Translate this sentence from the excerpt on Watts's novel Echopraxia into French: "The problem of such notions is that they pull farther away from the predictive power of classical science."

*EXCERPT*

----------------------------------------

The best and clearest exploration of that idea I’ve read this year comes from Watts, however. I say best because I feel as though with Watts, we get a true accounting for the ramifications of saying that consciousness is an illusion, and that free will a reflection of an individual’s imperfect understanding of the world. I say clearest because Watts seems to relish revealing the underpinnings of his speculation through copious (perhaps exhausting) footnotes and author notes. Much more so than I can do here, Watts illustrates the theoretical underpinnings of this brand of neuroscience. I personally enjoy these sections immensely because I feel as though the science and ideas Watts distills in his narrative would be rather difficult to shoehorn into his narrative, and somewhat independent of it.
Watts embraces an intensely atheistic moralism, almost a fundamentalism of a certain type of gimlet-eyed realism. He is not immune from gee-whiz technology's allure, but he is also somehow dismissive of the whole endeavor. Ultimately, he suggests the ability of mankind to affect positively or negatively the world around us is on the wane, perhaps to the advantage of the universe as a whole.
An underlying question that Watts seeks to explore in this novel and perhaps elaborate upon in a future work, is the notion of faith or God within the context of pure rationalism. Again, this seems like a strange step backwards. If consciousness is an illusion, free will a joke, why would God be any different? The difference is that Watts, expressing a pure mechanistic view of the universe, with every action the result of a previous event, runs into a prime-mover question. What caused all of this to be? Run the clock backward and you can, theoretically, trace all trajectories and explosions to the one moment where the universe sprang to fiery life. But what about before?
Watts isn’t really throwing himself into the “wand shaking, weird hat” (paraphrasing Watts) side of the faith/science divide and for that matter, neither am I. What he is doing is expressing the consequences of developing that degree of skepticism. In that back of Echopraxia Watts describes the emerging field of digital physics, which seeks to resolve the mysteries of the natural world by postulating all physical phenomena are the result of some kind of underlying calculation. This could be a literal "the-cosmos-is-a-computer,” or some variety of the holographic universe theory, or even the newest favorite of listicles from Buzzfeed to Slate: that the universe is actually a simulation created far in the future. The problem of such notions is that they pull farther away from the predictive power of classical science. Whether you imagine the universe as the result of some infinitely long mathematical function or the procedurally generated reality of the Matrix, you are left in an uncomfortable bind. If the universe is artificial, how can we say we know anything about it? What if the reason stars around distant galaxies don’t behave like we expect them to isn’t because of dark matter or dark energy but just because the constants of the universe are written different over there. That the universe is context-specific.

----------------------------------------

Element and region data:
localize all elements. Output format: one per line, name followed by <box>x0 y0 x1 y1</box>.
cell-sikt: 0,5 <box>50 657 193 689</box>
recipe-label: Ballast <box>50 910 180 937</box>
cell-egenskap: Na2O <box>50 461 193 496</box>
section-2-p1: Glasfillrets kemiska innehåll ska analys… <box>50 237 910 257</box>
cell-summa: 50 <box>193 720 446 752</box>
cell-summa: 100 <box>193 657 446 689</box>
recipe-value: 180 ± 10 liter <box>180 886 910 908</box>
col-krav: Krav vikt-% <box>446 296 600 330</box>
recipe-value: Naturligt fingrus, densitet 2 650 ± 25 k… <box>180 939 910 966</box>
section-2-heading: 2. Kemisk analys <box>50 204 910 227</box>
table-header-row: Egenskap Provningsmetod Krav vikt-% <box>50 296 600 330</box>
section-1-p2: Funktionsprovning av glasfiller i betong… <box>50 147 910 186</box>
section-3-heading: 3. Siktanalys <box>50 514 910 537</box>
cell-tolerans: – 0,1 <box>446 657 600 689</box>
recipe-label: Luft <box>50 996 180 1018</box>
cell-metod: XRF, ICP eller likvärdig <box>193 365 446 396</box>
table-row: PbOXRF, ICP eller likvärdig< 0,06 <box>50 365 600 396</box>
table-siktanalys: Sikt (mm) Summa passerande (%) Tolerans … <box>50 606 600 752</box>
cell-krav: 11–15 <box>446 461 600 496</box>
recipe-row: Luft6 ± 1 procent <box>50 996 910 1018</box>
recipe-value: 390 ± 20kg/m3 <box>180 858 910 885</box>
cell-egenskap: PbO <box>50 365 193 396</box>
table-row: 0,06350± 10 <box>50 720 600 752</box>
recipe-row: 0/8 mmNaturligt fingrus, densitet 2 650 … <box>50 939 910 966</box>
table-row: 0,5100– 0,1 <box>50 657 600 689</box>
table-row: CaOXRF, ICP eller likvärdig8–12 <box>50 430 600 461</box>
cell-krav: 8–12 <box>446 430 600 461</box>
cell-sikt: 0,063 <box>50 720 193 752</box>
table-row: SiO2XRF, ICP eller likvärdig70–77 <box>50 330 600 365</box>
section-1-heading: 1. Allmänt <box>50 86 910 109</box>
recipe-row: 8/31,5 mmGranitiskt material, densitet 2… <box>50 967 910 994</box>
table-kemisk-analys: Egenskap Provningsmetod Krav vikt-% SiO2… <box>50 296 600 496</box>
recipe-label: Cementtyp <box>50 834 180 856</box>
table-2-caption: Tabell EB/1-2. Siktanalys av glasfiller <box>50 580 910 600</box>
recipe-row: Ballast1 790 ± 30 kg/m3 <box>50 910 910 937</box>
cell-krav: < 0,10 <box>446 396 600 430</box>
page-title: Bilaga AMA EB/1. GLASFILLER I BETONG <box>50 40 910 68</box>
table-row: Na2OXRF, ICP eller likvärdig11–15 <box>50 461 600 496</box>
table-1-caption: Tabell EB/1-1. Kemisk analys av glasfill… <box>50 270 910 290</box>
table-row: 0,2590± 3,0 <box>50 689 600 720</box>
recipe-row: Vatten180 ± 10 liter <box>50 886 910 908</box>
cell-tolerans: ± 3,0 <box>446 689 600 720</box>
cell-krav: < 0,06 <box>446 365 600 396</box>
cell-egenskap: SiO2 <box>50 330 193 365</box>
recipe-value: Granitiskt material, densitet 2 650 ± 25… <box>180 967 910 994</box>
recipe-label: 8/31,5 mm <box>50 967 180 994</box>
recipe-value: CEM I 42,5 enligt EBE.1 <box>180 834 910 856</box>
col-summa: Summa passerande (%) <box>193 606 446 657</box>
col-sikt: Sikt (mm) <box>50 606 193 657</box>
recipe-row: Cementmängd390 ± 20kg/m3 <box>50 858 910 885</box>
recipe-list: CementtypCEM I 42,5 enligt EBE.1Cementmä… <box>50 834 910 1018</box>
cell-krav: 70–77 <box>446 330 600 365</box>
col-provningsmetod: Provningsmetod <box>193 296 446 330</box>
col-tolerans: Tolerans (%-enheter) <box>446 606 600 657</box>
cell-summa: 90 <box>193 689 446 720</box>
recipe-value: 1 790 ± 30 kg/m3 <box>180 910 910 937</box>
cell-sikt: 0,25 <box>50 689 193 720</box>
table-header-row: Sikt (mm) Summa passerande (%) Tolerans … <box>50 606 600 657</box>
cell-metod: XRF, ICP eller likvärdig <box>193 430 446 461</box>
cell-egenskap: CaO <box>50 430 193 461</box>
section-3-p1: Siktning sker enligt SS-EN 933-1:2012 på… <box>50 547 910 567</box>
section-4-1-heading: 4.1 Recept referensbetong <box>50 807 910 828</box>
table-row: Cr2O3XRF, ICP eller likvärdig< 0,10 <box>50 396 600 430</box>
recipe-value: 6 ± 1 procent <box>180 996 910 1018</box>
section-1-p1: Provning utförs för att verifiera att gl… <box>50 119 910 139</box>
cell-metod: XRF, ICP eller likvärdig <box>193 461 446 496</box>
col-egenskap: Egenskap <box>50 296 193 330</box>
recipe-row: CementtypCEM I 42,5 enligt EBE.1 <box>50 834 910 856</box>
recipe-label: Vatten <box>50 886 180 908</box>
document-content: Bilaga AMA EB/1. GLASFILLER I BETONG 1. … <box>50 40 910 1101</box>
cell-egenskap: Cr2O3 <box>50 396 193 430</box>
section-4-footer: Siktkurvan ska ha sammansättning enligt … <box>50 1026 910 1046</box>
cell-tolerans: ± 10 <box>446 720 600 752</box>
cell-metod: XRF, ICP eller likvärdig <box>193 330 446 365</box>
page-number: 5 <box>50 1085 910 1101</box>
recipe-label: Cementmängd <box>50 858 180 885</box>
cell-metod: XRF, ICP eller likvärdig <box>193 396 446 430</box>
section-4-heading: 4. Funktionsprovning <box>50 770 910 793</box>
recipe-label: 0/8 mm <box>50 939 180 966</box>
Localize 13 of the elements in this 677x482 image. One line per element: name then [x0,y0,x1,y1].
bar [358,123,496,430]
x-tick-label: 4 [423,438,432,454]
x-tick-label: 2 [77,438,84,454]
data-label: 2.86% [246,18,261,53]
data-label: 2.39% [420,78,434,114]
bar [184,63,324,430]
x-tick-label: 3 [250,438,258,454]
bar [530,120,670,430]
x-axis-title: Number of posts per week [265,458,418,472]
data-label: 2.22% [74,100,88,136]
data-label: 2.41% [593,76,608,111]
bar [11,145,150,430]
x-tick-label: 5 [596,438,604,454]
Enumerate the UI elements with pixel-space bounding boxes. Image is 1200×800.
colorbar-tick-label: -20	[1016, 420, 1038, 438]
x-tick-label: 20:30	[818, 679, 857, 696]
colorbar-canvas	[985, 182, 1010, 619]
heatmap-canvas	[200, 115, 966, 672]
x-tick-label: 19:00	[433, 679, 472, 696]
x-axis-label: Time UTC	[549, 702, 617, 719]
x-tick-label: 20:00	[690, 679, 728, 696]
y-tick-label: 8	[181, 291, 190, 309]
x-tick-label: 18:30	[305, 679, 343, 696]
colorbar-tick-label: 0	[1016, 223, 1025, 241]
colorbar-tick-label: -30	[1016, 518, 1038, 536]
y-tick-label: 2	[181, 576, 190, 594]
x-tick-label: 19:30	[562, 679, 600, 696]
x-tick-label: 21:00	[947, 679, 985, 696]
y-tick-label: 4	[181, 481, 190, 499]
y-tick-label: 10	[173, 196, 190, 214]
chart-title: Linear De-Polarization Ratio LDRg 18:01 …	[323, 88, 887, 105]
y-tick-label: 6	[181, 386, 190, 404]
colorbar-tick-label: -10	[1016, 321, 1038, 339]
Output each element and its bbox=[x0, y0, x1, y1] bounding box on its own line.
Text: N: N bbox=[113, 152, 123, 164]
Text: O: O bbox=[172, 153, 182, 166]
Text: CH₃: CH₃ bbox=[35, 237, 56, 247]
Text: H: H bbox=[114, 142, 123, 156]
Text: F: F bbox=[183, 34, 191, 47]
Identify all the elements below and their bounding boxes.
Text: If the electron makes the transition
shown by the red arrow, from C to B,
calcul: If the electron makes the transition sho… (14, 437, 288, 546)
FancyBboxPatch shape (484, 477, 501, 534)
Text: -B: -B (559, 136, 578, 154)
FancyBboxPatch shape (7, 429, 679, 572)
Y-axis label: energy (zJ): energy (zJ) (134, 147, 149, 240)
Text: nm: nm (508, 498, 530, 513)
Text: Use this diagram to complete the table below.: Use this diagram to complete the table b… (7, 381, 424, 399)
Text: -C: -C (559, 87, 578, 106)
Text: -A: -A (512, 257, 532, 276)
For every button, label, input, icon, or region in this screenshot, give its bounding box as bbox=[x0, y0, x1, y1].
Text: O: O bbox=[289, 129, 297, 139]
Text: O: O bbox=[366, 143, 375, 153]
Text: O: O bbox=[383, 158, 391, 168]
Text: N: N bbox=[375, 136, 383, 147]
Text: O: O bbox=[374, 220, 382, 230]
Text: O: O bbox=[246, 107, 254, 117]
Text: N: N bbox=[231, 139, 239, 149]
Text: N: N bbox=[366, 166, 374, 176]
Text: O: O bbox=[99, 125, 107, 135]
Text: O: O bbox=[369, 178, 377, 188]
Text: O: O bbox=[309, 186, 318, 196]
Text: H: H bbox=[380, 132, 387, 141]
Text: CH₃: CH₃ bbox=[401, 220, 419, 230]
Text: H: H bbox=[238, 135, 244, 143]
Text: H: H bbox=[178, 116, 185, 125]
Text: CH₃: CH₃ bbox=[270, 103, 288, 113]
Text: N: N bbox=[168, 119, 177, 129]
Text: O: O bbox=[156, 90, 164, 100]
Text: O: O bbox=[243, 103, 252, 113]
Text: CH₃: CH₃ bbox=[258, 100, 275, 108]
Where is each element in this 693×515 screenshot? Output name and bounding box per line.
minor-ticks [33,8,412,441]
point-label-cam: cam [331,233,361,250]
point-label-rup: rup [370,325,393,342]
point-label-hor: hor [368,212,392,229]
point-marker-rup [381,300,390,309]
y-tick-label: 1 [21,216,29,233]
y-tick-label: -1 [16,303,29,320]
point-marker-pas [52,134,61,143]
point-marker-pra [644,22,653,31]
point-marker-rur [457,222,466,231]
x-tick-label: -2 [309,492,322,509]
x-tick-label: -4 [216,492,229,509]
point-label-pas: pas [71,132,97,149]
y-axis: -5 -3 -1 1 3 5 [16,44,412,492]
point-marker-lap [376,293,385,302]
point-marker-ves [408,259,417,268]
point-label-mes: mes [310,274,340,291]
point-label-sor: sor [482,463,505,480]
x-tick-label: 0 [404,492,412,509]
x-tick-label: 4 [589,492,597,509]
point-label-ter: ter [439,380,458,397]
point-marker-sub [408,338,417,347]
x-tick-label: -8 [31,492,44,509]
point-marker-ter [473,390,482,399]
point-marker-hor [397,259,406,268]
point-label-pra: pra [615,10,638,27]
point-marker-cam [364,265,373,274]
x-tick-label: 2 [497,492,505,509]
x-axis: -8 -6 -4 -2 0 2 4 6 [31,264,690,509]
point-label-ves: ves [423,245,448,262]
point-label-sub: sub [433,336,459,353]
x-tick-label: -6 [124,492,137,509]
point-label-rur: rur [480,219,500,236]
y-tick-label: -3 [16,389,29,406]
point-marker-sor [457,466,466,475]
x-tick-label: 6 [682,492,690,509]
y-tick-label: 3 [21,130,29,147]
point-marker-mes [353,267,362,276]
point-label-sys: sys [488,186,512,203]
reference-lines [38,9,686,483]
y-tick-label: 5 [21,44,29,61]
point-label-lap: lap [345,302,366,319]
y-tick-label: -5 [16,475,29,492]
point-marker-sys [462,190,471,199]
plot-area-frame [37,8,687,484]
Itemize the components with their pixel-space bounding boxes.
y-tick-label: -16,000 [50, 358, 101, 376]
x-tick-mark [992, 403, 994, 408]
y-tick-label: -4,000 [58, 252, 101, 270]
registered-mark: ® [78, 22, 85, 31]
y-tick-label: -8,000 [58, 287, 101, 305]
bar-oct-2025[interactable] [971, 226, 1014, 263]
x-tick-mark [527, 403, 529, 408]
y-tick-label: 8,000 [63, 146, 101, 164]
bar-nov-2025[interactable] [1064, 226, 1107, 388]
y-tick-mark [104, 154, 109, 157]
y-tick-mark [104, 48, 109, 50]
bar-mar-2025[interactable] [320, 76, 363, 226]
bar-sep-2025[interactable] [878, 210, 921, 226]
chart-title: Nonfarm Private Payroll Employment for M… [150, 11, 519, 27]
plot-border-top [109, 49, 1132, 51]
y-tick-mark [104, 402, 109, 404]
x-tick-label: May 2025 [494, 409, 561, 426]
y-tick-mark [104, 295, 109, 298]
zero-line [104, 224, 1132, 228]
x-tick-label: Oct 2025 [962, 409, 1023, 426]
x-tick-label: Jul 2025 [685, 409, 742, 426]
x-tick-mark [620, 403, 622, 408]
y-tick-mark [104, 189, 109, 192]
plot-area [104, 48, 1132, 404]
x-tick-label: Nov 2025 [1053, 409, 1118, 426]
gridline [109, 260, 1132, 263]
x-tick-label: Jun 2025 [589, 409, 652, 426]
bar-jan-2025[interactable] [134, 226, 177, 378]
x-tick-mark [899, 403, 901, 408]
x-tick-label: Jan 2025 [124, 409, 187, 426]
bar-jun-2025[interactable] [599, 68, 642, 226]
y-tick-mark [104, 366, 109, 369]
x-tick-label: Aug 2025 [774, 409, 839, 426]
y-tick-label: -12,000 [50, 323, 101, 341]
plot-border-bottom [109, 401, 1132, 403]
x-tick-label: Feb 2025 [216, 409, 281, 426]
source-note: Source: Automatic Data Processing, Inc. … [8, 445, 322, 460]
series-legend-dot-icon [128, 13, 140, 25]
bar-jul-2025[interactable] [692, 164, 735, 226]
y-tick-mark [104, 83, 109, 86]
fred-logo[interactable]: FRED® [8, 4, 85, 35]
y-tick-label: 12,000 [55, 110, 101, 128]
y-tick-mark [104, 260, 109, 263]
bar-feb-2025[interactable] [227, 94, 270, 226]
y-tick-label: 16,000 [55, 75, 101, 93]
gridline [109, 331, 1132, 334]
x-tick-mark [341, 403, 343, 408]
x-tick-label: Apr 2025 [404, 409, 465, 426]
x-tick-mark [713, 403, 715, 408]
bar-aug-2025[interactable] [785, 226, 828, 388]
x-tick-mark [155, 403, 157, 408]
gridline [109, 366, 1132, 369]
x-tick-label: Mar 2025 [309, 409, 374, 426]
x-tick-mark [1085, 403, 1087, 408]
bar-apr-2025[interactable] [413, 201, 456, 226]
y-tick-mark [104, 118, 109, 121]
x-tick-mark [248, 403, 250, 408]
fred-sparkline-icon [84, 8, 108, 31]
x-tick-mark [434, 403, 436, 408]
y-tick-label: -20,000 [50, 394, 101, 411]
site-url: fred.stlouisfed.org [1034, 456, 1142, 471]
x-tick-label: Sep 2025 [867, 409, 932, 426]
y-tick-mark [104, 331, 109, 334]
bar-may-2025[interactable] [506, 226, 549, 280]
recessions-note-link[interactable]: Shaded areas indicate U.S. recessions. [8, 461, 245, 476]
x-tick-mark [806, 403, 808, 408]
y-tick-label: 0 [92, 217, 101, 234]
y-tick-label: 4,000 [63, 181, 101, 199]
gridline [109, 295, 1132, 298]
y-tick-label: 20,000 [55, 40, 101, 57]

----------------------------------------

*EXPECTED ANSWER*
Le problème de telles notions est qu'elles s'éloignent davantage du pouvoir prédictif de la science classique.